**Exercise directions**
Return the records, each one exactly as written.

**Supplied entries**
⁂

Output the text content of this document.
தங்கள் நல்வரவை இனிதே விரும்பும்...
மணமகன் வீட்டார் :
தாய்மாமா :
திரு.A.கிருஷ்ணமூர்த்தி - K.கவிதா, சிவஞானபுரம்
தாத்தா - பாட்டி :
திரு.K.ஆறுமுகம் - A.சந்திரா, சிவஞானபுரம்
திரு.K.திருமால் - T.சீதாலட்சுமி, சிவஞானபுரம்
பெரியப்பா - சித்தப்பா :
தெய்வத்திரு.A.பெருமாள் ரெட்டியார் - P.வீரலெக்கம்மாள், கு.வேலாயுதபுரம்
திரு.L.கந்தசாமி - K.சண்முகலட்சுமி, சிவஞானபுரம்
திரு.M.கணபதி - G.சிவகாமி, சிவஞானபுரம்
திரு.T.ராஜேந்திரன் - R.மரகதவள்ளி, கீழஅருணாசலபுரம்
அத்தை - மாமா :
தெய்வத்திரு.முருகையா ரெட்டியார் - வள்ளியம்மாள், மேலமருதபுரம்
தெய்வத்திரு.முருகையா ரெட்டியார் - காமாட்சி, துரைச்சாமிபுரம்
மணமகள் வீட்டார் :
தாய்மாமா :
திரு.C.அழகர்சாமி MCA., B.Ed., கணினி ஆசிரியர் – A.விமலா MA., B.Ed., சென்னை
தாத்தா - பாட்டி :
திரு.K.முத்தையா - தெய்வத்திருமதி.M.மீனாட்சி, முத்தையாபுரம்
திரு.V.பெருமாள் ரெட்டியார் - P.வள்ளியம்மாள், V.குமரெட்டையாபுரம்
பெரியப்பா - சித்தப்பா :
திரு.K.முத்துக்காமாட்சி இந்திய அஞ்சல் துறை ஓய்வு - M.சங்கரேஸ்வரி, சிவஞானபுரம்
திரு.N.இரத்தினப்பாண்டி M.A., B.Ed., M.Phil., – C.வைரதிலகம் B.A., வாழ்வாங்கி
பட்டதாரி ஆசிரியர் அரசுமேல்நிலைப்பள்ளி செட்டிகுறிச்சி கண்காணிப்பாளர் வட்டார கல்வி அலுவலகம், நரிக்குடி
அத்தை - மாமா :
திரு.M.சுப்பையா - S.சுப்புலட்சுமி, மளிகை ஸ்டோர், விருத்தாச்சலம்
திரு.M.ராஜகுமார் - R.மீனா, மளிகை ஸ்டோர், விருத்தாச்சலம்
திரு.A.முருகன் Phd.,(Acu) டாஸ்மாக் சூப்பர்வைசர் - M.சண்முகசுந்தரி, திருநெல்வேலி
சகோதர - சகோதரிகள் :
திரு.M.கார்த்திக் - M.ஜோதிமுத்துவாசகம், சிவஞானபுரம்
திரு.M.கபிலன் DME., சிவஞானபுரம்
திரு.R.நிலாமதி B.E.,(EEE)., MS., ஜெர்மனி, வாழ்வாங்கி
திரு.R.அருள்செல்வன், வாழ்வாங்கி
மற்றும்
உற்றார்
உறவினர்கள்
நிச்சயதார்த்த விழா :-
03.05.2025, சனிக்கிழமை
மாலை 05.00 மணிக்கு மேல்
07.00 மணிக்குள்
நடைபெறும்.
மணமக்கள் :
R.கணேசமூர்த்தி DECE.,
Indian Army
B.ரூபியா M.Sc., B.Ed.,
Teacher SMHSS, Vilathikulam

⁂

**Answer to the exercise**
Output the text content of this document.
தங்கள் நல்வரவை இனிதே விரும்பும்...
மணமகன் வீட்டார் :
தாய்மாமா :
திரு.A.கிருஷ்ணமூர்த்தி - K.கவிதா, சிவஞானபுரம்
தாத்தா - பாட்டி :
திரு.K.ஆறுமுகம் - A.சந்திரா, சிவஞானபுரம்
திரு.K.திருமால் - T.சீதாலட்சுமி, சிவஞானபுரம்
பெரியப்பா - சித்தப்பா :
தெய்வத்திரு.A.பெருமாள் ரெட்டியார் - P.வீரலெக்கம்மாள், கு.வேலாயுதபுரம்
திரு.L.கந்தசாமி - K.சண்முகலட்சுமி, சிவஞானபுரம்
திரு.M.கணபதி - G.சிவகாமி, சிவஞானபுரம்
திரு.T.ராஜேந்திரன் - R.மரகதவள்ளி, கீழஅருணாசலபுரம்
அத்தை - மாமா :
தெய்வத்திரு.முருகையா ரெட்டியார் - வள்ளியம்மாள், மேலமருதபுரம்
தெய்வத்திரு.முருகையா ரெட்டியார் - காமாட்சி, துரைச்சாமிபுரம்
மணமகள் வீட்டார் :
தாய்மாமா :
திரு.C.அழகர்சாமி MCA., B.Ed., கணினி ஆசிரியர் – A.விமலா MA., B.Ed., சென்னை
தாத்தா - பாட்டி :
திரு.K.முத்தையா - தெய்வத்திருமதி.M.மீனாட்சி, முத்தையாபுரம்
திரு.V.பெருமாள் ரெட்டியார் - P.வள்ளியம்மாள், V.குமரெட்டையாபுரம்
பெரியப்பா - சித்தப்பா :
திரு.K.முத்துக்காமாட்சி இந்திய அஞ்சல் துறை ஓய்வு - M.சங்கரேஸ்வரி, சிவஞானபுரம்
திரு.N.இரத்தினப்பாண்டி M.A., B.Ed., M.Phil., – C.வைரதிலகம் B.A., வாழ்வாங்கி
பட்டதாரி ஆசிரியர் அரசுமேல்நிலைப்பள்ளி செட்டிகுறிச்சி கண்காணிப்பாளர் வட்டார கல்வி அலுவலகம், நரிக்குடி
அத்தை - மாமா :
திரு.M.சுப்பையா - S.சுப்புலட்சுமி, மளிகை ஸ்டோர், விருத்தாச்சலம்
திரு.M.ராஜகுமார் - R.மீனா, மளிகை ஸ்டோர், விருத்தாச்சலம்
திரு.A.முருகன் Phd.,(Acu) டாஸ்மாக் சூப்பர்வைசர் - M.சண்முகசுந்தரி, திருநெல்வேலி
சகோதர - சகோதரிகள் :
திரு.M.கார்த்திக் - M.ஜோதிமுத்துவாசகம், சிவஞானபுரம்
திரு.M.கபிலன் DME., சிவஞானபுரம்
திரு.R.நிலாமதி B.E.,(EEE)., MS., ஜெர்மனி, வாழ்வாங்கி
திரு.R.அருள்செல்வன், வாழ்வாங்கி
மற்றும்
உற்றார்
உறவினர்கள்
நிச்சயதார்த்த விழா :-
03.05.2025, சனிக்கிழமை
மாலை 05.00 மணிக்கு மேல்
07.00 மணிக்குள்
நடைபெறும்.
மணமக்கள் :
R.கணேசமூர்த்தி DECE.,
Indian Army
B.ரூபியா M.Sc., B.Ed.,
Teacher SMHSS, Vilathikulam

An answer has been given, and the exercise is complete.